Directions - Scan the following material for the string "reminder" and copy each line in which it appears.

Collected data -
# # # #
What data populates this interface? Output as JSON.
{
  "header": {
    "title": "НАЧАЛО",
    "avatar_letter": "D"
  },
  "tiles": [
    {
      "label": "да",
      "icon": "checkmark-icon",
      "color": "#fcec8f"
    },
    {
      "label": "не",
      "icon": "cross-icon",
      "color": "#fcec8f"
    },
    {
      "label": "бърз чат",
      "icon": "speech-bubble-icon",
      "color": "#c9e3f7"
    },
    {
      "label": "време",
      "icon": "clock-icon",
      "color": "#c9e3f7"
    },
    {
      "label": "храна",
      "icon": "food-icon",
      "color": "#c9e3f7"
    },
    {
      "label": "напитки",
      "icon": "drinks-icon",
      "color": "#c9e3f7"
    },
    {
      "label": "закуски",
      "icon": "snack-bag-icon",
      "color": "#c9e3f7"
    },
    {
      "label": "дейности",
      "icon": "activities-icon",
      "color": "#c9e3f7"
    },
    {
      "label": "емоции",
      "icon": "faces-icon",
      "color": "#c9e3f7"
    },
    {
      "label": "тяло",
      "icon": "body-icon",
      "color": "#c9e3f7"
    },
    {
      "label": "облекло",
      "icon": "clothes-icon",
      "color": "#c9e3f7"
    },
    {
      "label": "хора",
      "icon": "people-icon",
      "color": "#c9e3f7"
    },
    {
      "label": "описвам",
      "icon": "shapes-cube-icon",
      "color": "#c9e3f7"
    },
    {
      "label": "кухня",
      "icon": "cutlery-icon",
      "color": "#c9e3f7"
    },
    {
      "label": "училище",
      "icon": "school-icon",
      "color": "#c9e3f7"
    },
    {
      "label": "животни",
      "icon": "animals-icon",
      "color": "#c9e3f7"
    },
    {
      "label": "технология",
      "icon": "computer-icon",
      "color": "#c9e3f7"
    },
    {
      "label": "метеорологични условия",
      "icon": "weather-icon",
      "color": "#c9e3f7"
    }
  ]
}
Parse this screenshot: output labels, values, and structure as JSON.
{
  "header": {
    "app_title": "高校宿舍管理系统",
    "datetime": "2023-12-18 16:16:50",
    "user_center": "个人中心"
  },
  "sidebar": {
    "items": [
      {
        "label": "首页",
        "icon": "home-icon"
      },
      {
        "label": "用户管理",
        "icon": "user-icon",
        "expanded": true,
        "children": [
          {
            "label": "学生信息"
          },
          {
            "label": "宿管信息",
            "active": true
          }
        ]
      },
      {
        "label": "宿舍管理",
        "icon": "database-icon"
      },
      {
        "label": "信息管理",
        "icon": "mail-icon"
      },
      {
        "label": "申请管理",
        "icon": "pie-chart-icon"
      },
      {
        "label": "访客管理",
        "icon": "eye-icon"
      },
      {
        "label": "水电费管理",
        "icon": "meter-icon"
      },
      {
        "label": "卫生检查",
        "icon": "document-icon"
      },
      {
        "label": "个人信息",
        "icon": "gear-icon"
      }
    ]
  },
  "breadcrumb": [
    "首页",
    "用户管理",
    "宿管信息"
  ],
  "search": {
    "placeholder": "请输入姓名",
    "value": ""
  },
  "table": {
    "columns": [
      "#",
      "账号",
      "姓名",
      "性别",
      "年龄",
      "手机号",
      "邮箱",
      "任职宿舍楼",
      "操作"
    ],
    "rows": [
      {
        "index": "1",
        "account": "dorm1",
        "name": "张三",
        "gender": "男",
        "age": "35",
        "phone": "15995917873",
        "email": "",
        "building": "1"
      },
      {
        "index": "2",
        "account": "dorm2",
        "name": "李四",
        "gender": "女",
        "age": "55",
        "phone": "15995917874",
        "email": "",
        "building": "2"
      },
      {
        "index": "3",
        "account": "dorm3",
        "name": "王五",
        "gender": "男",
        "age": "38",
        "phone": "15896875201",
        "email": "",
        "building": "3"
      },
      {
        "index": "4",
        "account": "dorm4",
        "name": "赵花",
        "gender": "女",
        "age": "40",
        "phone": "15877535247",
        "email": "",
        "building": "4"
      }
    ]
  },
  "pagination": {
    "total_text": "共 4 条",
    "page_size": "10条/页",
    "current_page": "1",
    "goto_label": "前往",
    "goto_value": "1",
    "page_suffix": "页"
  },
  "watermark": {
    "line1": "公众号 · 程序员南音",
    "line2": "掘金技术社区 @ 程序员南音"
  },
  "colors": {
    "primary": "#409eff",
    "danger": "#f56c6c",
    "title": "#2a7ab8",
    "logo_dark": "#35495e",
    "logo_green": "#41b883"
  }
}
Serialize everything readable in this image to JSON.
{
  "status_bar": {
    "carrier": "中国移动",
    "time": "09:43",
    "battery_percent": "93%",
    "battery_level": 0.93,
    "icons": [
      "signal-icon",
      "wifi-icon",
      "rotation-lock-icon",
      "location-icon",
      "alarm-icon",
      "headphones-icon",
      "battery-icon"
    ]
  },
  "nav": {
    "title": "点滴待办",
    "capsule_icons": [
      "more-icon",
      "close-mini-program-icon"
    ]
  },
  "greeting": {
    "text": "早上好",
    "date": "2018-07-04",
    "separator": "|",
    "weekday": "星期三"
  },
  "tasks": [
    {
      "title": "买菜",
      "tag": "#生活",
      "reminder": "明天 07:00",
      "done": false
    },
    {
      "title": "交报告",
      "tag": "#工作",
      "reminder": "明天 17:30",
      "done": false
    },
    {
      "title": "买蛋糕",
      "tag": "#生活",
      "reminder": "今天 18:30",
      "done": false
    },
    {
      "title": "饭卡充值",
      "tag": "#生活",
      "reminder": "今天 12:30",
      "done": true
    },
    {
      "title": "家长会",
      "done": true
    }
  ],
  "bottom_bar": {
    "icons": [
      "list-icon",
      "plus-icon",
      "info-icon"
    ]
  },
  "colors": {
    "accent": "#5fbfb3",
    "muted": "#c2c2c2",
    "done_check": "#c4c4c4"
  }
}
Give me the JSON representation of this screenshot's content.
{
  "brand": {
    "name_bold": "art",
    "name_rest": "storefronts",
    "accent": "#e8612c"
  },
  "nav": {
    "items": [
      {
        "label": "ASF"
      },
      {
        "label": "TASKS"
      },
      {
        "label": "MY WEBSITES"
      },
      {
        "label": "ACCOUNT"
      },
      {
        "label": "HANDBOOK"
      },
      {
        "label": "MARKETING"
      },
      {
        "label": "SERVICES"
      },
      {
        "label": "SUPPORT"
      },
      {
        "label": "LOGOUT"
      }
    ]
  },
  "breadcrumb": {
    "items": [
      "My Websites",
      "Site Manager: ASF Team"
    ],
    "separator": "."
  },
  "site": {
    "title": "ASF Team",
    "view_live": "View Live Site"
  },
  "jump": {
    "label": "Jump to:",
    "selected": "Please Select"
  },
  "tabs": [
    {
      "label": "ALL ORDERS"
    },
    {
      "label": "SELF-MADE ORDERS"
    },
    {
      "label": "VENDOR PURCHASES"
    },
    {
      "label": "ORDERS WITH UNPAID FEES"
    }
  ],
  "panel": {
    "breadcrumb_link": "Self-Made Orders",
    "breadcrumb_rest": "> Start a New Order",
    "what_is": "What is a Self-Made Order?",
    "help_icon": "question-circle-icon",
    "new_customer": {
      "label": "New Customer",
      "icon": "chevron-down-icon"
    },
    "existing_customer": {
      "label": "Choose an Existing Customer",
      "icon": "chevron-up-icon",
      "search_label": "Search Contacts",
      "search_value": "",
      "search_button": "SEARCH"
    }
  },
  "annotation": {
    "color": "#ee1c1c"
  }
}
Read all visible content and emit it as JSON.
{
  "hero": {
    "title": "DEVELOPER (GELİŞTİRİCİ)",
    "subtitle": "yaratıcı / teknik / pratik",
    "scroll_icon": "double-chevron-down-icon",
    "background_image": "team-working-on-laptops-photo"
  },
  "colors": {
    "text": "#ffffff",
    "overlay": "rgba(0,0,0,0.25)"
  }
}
# # # #
Complete response -
      "reminder": "明天 07:00",
      "reminder": "明天 17:30",
      "reminder": "今天 18:30",
      "reminder": "今天 12:30",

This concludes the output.